— Begin Material provided —

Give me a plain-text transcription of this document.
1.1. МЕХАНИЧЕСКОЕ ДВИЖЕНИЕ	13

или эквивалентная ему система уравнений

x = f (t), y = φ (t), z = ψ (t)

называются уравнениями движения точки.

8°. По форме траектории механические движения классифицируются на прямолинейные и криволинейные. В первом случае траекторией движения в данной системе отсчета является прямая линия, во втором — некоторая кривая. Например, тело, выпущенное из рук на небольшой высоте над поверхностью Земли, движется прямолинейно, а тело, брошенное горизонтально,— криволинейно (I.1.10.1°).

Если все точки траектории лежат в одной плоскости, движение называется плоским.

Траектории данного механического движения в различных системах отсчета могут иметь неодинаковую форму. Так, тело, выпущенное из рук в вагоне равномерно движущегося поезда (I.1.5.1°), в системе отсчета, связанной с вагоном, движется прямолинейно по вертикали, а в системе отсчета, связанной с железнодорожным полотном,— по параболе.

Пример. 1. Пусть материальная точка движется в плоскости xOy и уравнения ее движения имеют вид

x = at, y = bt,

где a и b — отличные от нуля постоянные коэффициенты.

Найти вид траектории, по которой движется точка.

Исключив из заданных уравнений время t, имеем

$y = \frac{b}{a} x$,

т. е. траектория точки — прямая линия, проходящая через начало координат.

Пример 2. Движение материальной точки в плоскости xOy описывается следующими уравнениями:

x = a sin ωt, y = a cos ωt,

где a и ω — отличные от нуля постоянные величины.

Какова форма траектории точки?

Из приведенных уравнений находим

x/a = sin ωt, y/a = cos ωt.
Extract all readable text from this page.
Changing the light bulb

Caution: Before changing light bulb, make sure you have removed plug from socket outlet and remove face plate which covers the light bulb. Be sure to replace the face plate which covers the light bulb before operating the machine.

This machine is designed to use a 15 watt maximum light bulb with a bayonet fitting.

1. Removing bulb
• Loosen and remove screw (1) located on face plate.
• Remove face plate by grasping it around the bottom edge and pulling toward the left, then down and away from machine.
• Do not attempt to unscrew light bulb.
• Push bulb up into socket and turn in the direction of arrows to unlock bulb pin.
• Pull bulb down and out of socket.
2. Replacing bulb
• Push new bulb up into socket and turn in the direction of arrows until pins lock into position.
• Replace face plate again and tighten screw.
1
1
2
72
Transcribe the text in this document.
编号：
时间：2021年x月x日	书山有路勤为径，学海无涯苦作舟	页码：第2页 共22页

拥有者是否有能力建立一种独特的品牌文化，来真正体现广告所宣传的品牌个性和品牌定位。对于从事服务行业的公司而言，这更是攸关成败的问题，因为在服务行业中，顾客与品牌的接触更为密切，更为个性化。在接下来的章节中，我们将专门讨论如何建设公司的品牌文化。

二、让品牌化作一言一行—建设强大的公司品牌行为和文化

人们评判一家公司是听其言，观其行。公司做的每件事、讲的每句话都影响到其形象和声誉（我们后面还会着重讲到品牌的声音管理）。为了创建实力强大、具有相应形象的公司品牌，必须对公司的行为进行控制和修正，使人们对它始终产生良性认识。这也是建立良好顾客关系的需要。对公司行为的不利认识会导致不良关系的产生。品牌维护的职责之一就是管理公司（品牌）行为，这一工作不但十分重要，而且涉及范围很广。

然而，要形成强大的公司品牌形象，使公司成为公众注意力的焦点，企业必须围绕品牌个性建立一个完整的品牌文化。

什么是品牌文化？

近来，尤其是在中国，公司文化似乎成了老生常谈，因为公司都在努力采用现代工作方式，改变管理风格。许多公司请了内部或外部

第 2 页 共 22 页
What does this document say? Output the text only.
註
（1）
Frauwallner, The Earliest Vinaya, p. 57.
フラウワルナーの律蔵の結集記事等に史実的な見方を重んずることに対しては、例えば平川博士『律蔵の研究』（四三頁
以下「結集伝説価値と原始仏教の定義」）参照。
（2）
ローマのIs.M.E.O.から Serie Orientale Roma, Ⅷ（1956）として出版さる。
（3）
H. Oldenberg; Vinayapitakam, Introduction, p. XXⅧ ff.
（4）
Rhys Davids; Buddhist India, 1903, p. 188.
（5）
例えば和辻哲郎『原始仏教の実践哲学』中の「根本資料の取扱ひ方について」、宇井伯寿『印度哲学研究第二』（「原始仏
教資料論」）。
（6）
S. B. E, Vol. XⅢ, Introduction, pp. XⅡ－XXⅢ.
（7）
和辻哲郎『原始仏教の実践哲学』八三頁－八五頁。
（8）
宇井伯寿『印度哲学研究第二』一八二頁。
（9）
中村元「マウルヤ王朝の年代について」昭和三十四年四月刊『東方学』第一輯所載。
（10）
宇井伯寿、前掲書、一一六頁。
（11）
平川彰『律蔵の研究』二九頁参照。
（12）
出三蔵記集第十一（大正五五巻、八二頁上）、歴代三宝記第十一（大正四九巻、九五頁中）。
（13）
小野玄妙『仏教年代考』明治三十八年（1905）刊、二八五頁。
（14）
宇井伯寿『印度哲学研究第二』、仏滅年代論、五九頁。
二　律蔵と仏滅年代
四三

— End Material provided —

» **What you are asked to do**: Each line in the material above must be retyped without alteration.

» **Written answer**:
Give me a plain-text transcription of this document.
1.1. МЕХАНИЧЕСКОЕ ДВИЖЕНИЕ	13

или эквивалентная ему система уравнений

x = f (t), y = φ (t), z = ψ (t)

называются уравнениями движения точки.

8°. По форме траектории механические движения классифицируются на прямолинейные и криволинейные. В первом случае траекторией движения в данной системе отсчета является прямая линия, во втором — некоторая кривая. Например, тело, выпущенное из рук на небольшой высоте над поверхностью Земли, движется прямолинейно, а тело, брошенное горизонтально,— криволинейно (I.1.10.1°).

Если все точки траектории лежат в одной плоскости, движение называется плоским.

Траектории данного механического движения в различных системах отсчета могут иметь неодинаковую форму. Так, тело, выпущенное из рук в вагоне равномерно движущегося поезда (I.1.5.1°), в системе отсчета, связанной с вагоном, движется прямолинейно по вертикали, а в системе отсчета, связанной с железнодорожным полотном,— по параболе.

Пример. 1. Пусть материальная точка движется в плоскости xOy и уравнения ее движения имеют вид

x = at, y = bt,

где a и b — отличные от нуля постоянные коэффициенты.

Найти вид траектории, по которой движется точка.

Исключив из заданных уравнений время t, имеем

$y = \frac{b}{a} x$,

т. е. траектория точки — прямая линия, проходящая через начало координат.

Пример 2. Движение материальной точки в плоскости xOy описывается следующими уравнениями:

x = a sin ωt, y = a cos ωt,

где a и ω — отличные от нуля постоянные величины.

Какова форма траектории точки?

Из приведенных уравнений находим

x/a = sin ωt, y/a = cos ωt.
Extract all readable text from this page.
Changing the light bulb

Caution: Before changing light bulb, make sure you have removed plug from socket outlet and remove face plate which covers the light bulb. Be sure to replace the face plate which covers the light bulb before operating the machine.

This machine is designed to use a 15 watt maximum light bulb with a bayonet fitting.

1. Removing bulb
• Loosen and remove screw (1) located on face plate.
• Remove face plate by grasping it around the bottom edge and pulling toward the left, then down and away from machine.
• Do not attempt to unscrew light bulb.
• Push bulb up into socket and turn in the direction of arrows to unlock bulb pin.
• Pull bulb down and out of socket.
2. Replacing bulb
• Push new bulb up into socket and turn in the direction of arrows until pins lock into position.
• Replace face plate again and tighten screw.
1
1
2
72
Transcribe the text in this document.
编号：
时间：2021年x月x日	书山有路勤为径，学海无涯苦作舟	页码：第2页 共22页

拥有者是否有能力建立一种独特的品牌文化，来真正体现广告所宣传的品牌个性和品牌定位。对于从事服务行业的公司而言，这更是攸关成败的问题，因为在服务行业中，顾客与品牌的接触更为密切，更为个性化。在接下来的章节中，我们将专门讨论如何建设公司的品牌文化。

二、让品牌化作一言一行—建设强大的公司品牌行为和文化

人们评判一家公司是听其言，观其行。公司做的每件事、讲的每句话都影响到其形象和声誉（我们后面还会着重讲到品牌的声音管理）。为了创建实力强大、具有相应形象的公司品牌，必须对公司的行为进行控制和修正，使人们对它始终产生良性认识。这也是建立良好顾客关系的需要。对公司行为的不利认识会导致不良关系的产生。品牌维护的职责之一就是管理公司（品牌）行为，这一工作不但十分重要，而且涉及范围很广。

然而，要形成强大的公司品牌形象，使公司成为公众注意力的焦点，企业必须围绕品牌个性建立一个完整的品牌文化。

什么是品牌文化？

近来，尤其是在中国，公司文化似乎成了老生常谈，因为公司都在努力采用现代工作方式，改变管理风格。许多公司请了内部或外部

第 2 页 共 22 页
What does this document say? Output the text only.
註
（1）
Frauwallner, The Earliest Vinaya, p. 57.
フラウワルナーの律蔵の結集記事等に史実的な見方を重んずることに対しては、例えば平川博士『律蔵の研究』（四三頁
以下「結集伝説価値と原始仏教の定義」）参照。
（2）
ローマのIs.M.E.O.から Serie Orientale Roma, Ⅷ（1956）として出版さる。
（3）
H. Oldenberg; Vinayapitakam, Introduction, p. XXⅧ ff.
（4）
Rhys Davids; Buddhist India, 1903, p. 188.
（5）
例えば和辻哲郎『原始仏教の実践哲学』中の「根本資料の取扱ひ方について」、宇井伯寿『印度哲学研究第二』（「原始仏
教資料論」）。
（6）
S. B. E, Vol. XⅢ, Introduction, pp. XⅡ－XXⅢ.
（7）
和辻哲郎『原始仏教の実践哲学』八三頁－八五頁。
（8）
宇井伯寿『印度哲学研究第二』一八二頁。
（9）
中村元「マウルヤ王朝の年代について」昭和三十四年四月刊『東方学』第一輯所載。
（10）
宇井伯寿、前掲書、一一六頁。
（11）
平川彰『律蔵の研究』二九頁参照。
（12）
出三蔵記集第十一（大正五五巻、八二頁上）、歴代三宝記第十一（大正四九巻、九五頁中）。
（13）
小野玄妙『仏教年代考』明治三十八年（1905）刊、二八五頁。
（14）
宇井伯寿『印度哲学研究第二』、仏滅年代論、五九頁。
二　律蔵と仏滅年代
四三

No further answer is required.